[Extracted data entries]
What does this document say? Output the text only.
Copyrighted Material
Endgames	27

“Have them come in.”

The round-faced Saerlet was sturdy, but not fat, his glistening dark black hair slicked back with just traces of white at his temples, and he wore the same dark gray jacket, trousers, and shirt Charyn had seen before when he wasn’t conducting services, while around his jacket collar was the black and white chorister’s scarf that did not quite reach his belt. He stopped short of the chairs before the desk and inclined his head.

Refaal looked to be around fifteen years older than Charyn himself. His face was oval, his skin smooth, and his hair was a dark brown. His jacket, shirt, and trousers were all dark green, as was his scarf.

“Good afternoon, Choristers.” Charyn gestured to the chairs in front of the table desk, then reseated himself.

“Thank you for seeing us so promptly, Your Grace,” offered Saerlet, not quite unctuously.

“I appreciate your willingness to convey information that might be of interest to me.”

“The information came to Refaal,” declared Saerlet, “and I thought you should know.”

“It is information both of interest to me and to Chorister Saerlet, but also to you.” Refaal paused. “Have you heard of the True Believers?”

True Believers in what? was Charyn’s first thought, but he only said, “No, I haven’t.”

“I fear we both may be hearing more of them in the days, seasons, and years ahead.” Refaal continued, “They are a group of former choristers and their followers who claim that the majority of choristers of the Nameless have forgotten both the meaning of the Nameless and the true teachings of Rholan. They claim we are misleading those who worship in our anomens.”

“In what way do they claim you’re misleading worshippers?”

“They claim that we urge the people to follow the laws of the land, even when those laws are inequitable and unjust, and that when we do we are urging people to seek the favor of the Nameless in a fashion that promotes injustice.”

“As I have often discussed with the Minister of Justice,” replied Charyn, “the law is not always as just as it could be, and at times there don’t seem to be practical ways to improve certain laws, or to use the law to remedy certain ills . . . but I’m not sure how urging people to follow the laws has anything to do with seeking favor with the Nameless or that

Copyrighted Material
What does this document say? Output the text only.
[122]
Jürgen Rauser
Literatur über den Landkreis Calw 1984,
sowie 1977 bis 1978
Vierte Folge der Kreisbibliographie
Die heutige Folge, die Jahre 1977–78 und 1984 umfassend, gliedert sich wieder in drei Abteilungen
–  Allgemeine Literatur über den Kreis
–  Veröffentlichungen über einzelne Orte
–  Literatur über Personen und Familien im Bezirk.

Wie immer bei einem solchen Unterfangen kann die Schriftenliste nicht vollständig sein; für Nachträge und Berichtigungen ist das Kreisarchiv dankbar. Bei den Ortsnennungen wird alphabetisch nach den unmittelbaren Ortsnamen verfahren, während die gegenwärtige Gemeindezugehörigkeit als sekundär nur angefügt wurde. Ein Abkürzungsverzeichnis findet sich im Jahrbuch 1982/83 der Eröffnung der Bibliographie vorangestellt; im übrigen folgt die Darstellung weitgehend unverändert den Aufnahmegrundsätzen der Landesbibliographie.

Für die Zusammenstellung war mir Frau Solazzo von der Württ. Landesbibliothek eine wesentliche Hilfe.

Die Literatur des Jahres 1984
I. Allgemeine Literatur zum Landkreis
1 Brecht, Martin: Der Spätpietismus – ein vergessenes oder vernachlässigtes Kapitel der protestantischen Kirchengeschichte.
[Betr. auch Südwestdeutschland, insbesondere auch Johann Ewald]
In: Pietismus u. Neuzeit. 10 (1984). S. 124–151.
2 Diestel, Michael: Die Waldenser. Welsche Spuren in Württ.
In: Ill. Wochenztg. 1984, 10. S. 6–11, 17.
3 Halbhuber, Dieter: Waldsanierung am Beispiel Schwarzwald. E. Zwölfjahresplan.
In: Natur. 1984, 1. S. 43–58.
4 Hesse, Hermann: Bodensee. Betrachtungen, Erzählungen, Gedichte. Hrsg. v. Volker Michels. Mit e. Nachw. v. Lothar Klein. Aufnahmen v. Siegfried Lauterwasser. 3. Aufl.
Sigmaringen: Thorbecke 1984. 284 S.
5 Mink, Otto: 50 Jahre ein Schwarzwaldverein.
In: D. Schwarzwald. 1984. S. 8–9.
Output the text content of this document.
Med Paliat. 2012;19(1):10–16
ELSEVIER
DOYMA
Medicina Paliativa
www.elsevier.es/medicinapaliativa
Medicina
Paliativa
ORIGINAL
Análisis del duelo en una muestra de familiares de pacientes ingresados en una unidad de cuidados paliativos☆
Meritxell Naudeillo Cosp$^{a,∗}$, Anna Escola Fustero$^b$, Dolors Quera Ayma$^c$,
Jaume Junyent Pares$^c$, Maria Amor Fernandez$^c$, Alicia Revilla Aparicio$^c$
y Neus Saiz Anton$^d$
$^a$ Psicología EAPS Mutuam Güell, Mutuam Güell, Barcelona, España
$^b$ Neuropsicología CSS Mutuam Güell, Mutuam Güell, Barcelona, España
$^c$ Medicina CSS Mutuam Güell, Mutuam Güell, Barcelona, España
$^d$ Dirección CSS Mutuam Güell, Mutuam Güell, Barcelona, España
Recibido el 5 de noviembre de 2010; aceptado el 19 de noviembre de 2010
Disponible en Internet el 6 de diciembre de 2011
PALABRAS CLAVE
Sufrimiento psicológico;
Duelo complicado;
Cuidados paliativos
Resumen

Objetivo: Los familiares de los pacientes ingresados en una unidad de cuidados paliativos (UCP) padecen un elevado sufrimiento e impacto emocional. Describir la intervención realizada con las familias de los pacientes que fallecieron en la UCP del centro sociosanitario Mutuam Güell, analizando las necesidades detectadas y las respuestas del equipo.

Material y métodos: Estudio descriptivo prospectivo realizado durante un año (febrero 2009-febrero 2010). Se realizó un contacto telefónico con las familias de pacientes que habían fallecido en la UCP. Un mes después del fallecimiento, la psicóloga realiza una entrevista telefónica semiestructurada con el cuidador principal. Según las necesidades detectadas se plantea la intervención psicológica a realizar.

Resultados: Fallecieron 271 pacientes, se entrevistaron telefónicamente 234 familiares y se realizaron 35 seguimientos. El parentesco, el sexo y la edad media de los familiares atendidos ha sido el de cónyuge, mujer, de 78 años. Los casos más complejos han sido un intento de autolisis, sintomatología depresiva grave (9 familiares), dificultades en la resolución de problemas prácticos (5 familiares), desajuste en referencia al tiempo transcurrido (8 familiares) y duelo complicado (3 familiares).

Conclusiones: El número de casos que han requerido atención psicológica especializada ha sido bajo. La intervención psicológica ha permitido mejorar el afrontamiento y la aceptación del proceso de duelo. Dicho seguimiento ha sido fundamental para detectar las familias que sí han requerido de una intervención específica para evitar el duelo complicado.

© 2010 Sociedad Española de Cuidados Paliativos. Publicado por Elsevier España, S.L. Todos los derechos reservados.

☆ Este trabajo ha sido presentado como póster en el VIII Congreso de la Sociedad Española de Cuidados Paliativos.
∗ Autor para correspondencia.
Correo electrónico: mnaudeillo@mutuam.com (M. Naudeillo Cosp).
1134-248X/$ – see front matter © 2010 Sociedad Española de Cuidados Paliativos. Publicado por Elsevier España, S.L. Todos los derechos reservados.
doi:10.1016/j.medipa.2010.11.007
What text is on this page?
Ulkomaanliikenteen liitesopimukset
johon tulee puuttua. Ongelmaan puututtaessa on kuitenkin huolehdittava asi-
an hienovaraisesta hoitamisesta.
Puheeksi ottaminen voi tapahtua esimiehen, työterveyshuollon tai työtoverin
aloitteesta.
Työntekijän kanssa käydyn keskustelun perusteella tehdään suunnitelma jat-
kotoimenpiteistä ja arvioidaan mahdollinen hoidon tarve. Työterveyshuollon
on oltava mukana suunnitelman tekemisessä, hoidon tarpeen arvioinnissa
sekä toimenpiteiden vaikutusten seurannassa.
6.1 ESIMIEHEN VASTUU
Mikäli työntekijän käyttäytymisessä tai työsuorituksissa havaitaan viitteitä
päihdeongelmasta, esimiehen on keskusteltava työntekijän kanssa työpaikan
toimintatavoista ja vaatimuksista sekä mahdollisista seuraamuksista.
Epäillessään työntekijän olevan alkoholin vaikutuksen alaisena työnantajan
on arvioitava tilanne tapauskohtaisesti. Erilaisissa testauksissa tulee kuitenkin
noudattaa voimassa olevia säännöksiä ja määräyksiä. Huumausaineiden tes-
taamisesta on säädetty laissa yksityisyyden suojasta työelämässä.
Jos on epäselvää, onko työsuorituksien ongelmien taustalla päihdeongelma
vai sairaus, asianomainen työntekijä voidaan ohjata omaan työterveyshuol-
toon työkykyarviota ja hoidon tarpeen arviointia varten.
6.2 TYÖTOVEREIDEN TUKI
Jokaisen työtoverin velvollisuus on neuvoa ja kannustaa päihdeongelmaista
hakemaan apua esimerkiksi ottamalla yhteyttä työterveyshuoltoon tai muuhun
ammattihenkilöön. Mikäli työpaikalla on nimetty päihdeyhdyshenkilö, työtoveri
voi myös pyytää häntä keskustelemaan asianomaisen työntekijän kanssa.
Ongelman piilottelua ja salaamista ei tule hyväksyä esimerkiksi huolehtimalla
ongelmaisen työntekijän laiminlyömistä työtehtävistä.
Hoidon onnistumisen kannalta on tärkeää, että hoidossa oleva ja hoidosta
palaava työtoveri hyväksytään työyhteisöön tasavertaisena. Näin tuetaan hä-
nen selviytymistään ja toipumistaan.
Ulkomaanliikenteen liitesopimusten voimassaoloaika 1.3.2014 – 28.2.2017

▸ **Given task**: Go through the listing above line by line and say how many lines hold the word "Refaal". Reply with that number only.

▸ **In response**: 4